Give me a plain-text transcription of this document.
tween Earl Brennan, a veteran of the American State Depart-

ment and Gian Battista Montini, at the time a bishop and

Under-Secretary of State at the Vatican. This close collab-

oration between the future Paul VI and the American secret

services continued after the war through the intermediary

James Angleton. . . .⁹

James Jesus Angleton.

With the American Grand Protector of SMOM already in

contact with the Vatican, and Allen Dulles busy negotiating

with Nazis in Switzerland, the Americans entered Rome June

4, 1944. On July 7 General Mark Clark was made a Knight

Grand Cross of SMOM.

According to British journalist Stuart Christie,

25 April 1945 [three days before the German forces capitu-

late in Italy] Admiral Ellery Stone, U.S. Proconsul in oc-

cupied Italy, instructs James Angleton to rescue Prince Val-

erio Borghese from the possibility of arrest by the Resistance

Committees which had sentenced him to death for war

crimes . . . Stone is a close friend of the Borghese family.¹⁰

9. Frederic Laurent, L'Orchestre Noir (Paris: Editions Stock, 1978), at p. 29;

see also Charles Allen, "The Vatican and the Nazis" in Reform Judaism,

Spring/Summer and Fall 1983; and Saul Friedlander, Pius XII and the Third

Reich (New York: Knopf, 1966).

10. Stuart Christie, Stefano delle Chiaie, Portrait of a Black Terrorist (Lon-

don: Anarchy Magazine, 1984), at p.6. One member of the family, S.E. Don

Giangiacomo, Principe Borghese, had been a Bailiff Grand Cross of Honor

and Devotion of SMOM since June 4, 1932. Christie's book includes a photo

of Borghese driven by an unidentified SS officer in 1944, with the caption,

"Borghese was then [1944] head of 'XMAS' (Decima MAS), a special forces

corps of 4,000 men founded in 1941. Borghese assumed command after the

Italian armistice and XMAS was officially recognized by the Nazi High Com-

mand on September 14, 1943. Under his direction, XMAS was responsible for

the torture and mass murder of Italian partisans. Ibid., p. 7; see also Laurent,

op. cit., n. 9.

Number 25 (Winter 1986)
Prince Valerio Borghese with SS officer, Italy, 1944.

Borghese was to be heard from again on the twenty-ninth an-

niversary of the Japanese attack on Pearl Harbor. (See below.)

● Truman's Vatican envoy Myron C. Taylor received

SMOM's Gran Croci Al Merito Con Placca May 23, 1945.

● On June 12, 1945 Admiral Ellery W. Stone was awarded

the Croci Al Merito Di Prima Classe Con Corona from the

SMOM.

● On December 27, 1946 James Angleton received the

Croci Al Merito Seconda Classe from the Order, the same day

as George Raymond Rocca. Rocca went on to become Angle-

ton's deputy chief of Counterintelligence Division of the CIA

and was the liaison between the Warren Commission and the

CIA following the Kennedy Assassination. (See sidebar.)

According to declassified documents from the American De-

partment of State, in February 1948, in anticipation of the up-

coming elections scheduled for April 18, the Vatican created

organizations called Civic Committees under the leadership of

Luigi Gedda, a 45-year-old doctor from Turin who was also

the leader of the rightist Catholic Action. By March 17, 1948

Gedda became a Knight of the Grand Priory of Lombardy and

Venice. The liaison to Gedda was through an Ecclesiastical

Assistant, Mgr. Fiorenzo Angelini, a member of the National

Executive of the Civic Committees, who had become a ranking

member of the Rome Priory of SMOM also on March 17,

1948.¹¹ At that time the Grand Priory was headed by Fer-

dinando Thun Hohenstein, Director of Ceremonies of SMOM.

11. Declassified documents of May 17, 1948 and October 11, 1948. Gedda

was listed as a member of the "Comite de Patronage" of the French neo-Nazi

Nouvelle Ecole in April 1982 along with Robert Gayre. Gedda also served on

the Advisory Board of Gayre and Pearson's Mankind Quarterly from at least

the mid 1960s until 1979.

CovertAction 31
▬▬▬
» **EXERCISE REQUIREMENTS**
Collect the lines that hold "Admiral".

» **EXERCISE ANSWER**
late in Italy] Admiral Ellery Stone, U.S. Proconsul in oc-
● On June 12, 1945 Admiral Ellery W. Stone was awarded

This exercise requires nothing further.